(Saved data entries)

§

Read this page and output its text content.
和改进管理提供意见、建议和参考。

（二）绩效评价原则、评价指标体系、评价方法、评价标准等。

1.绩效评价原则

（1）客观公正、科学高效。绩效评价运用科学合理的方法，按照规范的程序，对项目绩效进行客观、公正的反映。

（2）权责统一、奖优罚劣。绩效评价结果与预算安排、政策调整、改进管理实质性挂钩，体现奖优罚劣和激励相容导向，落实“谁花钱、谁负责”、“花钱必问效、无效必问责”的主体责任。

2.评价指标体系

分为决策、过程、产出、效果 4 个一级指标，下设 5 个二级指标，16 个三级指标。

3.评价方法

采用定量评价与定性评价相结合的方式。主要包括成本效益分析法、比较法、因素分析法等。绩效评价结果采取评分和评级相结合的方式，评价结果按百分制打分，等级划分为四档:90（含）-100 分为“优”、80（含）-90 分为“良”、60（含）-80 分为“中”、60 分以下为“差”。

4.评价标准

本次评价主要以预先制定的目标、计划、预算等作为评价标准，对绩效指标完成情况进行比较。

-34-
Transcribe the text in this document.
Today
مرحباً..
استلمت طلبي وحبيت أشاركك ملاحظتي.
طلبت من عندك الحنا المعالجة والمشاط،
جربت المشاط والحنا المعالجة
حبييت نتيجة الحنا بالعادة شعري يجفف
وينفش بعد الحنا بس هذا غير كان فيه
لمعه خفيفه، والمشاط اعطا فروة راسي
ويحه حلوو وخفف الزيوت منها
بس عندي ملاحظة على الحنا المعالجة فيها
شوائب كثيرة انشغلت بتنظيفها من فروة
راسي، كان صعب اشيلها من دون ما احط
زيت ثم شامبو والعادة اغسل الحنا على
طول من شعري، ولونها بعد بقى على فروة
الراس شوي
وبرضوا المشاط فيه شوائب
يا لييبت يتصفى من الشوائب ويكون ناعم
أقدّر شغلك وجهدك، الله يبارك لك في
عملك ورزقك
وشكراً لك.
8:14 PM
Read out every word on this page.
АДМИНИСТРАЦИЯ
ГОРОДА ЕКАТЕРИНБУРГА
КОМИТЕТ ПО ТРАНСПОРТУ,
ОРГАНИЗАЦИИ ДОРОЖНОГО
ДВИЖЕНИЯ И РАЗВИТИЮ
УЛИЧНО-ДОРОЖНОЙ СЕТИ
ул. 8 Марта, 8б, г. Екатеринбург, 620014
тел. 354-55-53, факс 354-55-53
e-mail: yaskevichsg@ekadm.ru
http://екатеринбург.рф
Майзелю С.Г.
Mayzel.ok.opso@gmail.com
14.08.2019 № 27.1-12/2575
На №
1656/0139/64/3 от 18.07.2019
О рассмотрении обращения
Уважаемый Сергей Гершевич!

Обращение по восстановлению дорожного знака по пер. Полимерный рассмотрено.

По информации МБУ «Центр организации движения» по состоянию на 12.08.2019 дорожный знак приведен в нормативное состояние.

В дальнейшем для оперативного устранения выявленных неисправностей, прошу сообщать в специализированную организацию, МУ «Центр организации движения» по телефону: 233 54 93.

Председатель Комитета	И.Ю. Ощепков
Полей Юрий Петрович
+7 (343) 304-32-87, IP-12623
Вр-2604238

§

- PROBLEM REQUIREMENTS -
Produce an exact copy of every entry above.

- RESULT OF THE TASK -
Read this page and output its text content.
和改进管理提供意见、建议和参考。

（二）绩效评价原则、评价指标体系、评价方法、评价标准等。

1.绩效评价原则

（1）客观公正、科学高效。绩效评价运用科学合理的方法，按照规范的程序，对项目绩效进行客观、公正的反映。

（2）权责统一、奖优罚劣。绩效评价结果与预算安排、政策调整、改进管理实质性挂钩，体现奖优罚劣和激励相容导向，落实“谁花钱、谁负责”、“花钱必问效、无效必问责”的主体责任。

2.评价指标体系

分为决策、过程、产出、效果 4 个一级指标，下设 5 个二级指标，16 个三级指标。

3.评价方法

采用定量评价与定性评价相结合的方式。主要包括成本效益分析法、比较法、因素分析法等。绩效评价结果采取评分和评级相结合的方式，评价结果按百分制打分，等级划分为四档:90（含）-100 分为“优”、80（含）-90 分为“良”、60（含）-80 分为“中”、60 分以下为“差”。

4.评价标准

本次评价主要以预先制定的目标、计划、预算等作为评价标准，对绩效指标完成情况进行比较。

-34-
Transcribe the text in this document.
Today
مرحباً..
استلمت طلبي وحبيت أشاركك ملاحظتي.
طلبت من عندك الحنا المعالجة والمشاط،
جربت المشاط والحنا المعالجة
حبييت نتيجة الحنا بالعادة شعري يجفف
وينفش بعد الحنا بس هذا غير كان فيه
لمعه خفيفه، والمشاط اعطا فروة راسي
ويحه حلوو وخفف الزيوت منها
بس عندي ملاحظة على الحنا المعالجة فيها
شوائب كثيرة انشغلت بتنظيفها من فروة
راسي، كان صعب اشيلها من دون ما احط
زيت ثم شامبو والعادة اغسل الحنا على
طول من شعري، ولونها بعد بقى على فروة
الراس شوي
وبرضوا المشاط فيه شوائب
يا لييبت يتصفى من الشوائب ويكون ناعم
أقدّر شغلك وجهدك، الله يبارك لك في
عملك ورزقك
وشكراً لك.
8:14 PM
Read out every word on this page.
АДМИНИСТРАЦИЯ
ГОРОДА ЕКАТЕРИНБУРГА
КОМИТЕТ ПО ТРАНСПОРТУ,
ОРГАНИЗАЦИИ ДОРОЖНОГО
ДВИЖЕНИЯ И РАЗВИТИЮ
УЛИЧНО-ДОРОЖНОЙ СЕТИ
ул. 8 Марта, 8б, г. Екатеринбург, 620014
тел. 354-55-53, факс 354-55-53
e-mail: yaskevichsg@ekadm.ru
http://екатеринбург.рф
Майзелю С.Г.
Mayzel.ok.opso@gmail.com
14.08.2019 № 27.1-12/2575
На №
1656/0139/64/3 от 18.07.2019
О рассмотрении обращения
Уважаемый Сергей Гершевич!

Обращение по восстановлению дорожного знака по пер. Полимерный рассмотрено.

По информации МБУ «Центр организации движения» по состоянию на 12.08.2019 дорожный знак приведен в нормативное состояние.

В дальнейшем для оперативного устранения выявленных неисправностей, прошу сообщать в специализированную организацию, МУ «Центр организации движения» по телефону: 233 54 93.

Председатель Комитета	И.Ю. Ощепков
Полей Юрий Петрович
+7 (343) 304-32-87, IP-12623
Вр-2604238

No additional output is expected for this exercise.